## TASK GOAL
Tally how many lines of these entries hold the string "this". Return the number alone.

(begin)

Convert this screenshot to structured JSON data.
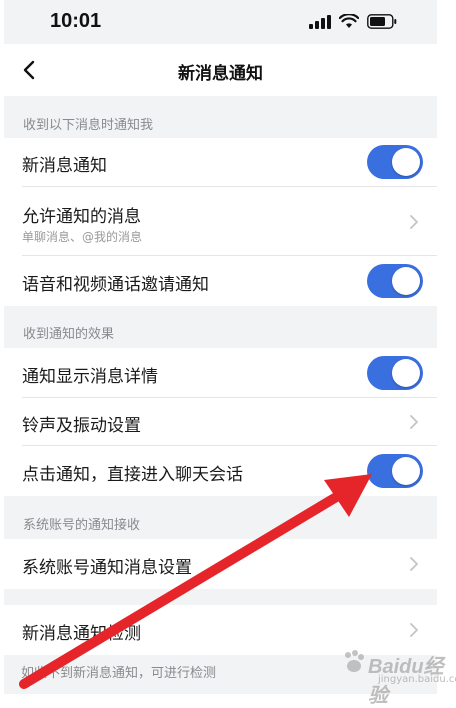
{
  "status_bar": {
    "time": "10:01"
  },
  "nav": {
    "title": "新消息通知"
  },
  "sections": {
    "receive_header": "收到以下消息时通知我",
    "effect_header": "收到通知的效果",
    "system_header": "系统账号的通知接收"
  },
  "rows": {
    "new_message_notify": {
      "label": "新消息通知",
      "enabled": true
    },
    "allowed_messages": {
      "label": "允许通知的消息",
      "sub": "单聊消息、@我的消息"
    },
    "call_invite_notify": {
      "label": "语音和视频通话邀请通知",
      "enabled": true
    },
    "show_details": {
      "label": "通知显示消息详情",
      "enabled": true
    },
    "ring_vibrate": {
      "label": "铃声及振动设置"
    },
    "tap_open_chat": {
      "label": "点击通知，直接进入聊天会话",
      "enabled": true
    },
    "system_account": {
      "label": "系统账号通知消息设置"
    },
    "notify_check": {
      "label": "新消息通知检测"
    }
  },
  "footer": {
    "note": "如收不到新消息通知，可进行检测"
  },
  "watermark": {
    "text": "Baidu经验",
    "sub": "jingyan.baidu.com"
  },
  "colors": {
    "toggle_on": "#3a6fe0",
    "annotation_arrow": "#e5252a",
    "background": "#f2f3f5"
  },
  "icons": {
    "back": "chevron-left-icon",
    "chevron": "chevron-right-icon",
    "signal": "signal-icon",
    "wifi": "wifi-icon",
    "battery": "battery-icon"
  }
}
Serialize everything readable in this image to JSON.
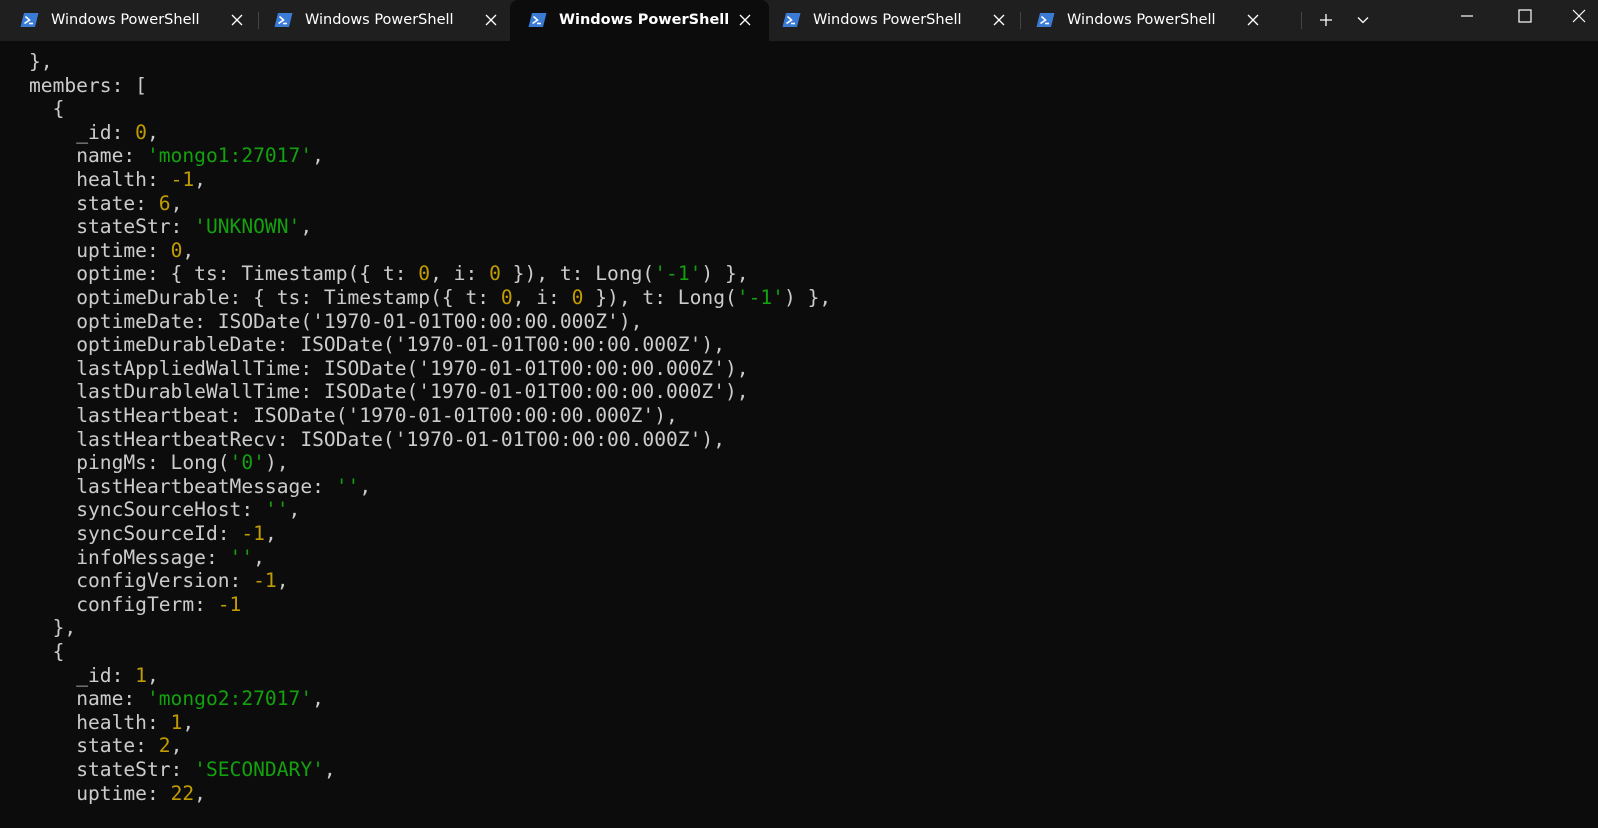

(end)

## EXERCISE RESPONSE
2